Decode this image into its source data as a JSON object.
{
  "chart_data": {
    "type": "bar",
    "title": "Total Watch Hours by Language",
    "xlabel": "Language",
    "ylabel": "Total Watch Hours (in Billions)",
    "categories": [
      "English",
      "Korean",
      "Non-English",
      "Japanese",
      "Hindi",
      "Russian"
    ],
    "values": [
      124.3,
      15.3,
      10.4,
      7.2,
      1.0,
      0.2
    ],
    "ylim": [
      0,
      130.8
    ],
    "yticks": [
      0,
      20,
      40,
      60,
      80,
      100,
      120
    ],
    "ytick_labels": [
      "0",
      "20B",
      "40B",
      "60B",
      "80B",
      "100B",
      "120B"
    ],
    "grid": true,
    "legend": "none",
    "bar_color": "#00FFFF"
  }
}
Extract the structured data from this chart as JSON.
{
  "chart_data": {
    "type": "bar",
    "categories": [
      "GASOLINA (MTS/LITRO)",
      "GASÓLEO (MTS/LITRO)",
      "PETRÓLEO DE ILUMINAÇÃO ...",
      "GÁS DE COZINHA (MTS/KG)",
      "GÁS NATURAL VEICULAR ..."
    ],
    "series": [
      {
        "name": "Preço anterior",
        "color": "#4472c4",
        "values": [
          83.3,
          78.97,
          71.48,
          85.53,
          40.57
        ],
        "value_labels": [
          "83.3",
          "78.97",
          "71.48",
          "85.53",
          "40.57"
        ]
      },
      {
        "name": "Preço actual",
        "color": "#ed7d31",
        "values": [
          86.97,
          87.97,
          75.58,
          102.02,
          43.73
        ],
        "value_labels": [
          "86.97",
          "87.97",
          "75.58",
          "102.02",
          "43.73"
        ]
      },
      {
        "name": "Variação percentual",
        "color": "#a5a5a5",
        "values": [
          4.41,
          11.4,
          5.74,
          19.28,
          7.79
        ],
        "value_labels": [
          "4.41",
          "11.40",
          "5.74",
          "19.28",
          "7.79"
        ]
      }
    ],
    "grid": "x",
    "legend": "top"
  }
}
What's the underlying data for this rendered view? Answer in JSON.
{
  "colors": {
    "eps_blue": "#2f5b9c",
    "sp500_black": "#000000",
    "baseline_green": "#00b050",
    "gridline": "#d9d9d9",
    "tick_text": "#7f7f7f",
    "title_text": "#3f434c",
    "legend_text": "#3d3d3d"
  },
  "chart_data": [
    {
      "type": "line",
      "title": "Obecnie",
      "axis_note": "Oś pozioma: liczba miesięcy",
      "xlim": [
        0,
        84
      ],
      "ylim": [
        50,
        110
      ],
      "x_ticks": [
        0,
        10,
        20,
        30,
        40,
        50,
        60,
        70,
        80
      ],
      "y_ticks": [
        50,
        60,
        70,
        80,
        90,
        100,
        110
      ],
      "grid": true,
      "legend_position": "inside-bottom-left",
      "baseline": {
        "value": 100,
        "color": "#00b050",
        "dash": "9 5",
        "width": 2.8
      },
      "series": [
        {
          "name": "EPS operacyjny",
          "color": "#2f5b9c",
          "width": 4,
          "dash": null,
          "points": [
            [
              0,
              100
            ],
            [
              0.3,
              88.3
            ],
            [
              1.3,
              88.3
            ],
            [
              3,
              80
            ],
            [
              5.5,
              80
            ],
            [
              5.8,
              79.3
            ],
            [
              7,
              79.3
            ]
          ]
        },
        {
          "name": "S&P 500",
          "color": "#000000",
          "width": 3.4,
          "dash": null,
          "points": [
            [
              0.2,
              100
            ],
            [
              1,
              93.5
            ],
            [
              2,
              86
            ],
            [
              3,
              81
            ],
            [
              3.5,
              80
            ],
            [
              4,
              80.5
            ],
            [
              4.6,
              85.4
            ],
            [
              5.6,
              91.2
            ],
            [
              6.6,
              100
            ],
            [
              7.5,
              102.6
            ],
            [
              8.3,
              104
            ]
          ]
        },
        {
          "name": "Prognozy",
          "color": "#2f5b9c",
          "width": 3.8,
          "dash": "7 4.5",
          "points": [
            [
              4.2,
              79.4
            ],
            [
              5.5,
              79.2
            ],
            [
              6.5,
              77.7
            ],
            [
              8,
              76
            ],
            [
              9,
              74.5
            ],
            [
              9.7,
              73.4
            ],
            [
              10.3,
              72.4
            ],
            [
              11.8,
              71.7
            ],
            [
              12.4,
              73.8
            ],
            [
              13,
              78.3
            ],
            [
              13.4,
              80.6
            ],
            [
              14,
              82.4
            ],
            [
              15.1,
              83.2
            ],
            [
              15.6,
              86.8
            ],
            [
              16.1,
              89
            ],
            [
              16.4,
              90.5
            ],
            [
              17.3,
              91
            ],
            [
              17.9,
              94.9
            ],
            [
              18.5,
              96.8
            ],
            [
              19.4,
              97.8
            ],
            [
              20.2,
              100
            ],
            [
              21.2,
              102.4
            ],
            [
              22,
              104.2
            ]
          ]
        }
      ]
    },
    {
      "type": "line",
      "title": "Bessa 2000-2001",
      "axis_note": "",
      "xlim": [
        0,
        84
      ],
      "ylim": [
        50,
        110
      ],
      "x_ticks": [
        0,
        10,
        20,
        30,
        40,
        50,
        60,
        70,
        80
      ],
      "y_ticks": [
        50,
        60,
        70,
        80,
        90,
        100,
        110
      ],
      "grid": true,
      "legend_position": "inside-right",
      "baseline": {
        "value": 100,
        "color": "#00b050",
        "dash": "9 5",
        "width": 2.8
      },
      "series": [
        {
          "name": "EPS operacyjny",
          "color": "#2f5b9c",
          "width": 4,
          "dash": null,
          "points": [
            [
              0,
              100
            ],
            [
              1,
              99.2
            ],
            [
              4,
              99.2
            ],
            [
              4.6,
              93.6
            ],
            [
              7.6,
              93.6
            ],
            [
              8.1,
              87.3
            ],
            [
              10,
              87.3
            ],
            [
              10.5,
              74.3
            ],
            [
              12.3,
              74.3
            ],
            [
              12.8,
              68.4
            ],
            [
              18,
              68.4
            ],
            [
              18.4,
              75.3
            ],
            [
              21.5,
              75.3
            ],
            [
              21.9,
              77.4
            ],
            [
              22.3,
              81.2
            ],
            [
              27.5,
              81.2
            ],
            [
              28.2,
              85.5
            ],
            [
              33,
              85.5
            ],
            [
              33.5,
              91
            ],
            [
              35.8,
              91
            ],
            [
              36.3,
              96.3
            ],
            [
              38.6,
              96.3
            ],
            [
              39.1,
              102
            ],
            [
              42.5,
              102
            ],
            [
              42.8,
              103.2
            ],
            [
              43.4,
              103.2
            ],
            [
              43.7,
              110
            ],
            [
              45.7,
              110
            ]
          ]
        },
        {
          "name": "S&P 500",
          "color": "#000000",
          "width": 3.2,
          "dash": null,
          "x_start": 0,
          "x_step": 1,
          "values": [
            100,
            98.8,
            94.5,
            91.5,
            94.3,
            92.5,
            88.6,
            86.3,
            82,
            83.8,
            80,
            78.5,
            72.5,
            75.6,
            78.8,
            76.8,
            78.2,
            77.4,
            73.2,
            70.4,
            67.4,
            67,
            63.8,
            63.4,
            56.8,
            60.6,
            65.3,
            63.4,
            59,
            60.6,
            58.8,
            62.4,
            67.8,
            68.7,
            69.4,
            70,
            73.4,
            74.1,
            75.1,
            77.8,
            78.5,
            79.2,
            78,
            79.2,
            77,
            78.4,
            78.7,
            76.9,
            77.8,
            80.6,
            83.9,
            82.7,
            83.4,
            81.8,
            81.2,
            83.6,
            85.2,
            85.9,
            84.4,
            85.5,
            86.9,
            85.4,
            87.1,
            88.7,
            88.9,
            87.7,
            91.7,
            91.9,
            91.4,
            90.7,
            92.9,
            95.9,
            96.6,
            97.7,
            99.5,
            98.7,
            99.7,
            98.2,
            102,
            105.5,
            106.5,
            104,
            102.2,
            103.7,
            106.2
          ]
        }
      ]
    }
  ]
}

____________________

◆ WHAT THIS TASK INVOLVES: Copy out each line of the records that holds the string "LITRO".

◆ RESPONSE TO THE TASK:
      "GASOLINA (MTS/LITRO)",
      "GASÓLEO (MTS/LITRO)",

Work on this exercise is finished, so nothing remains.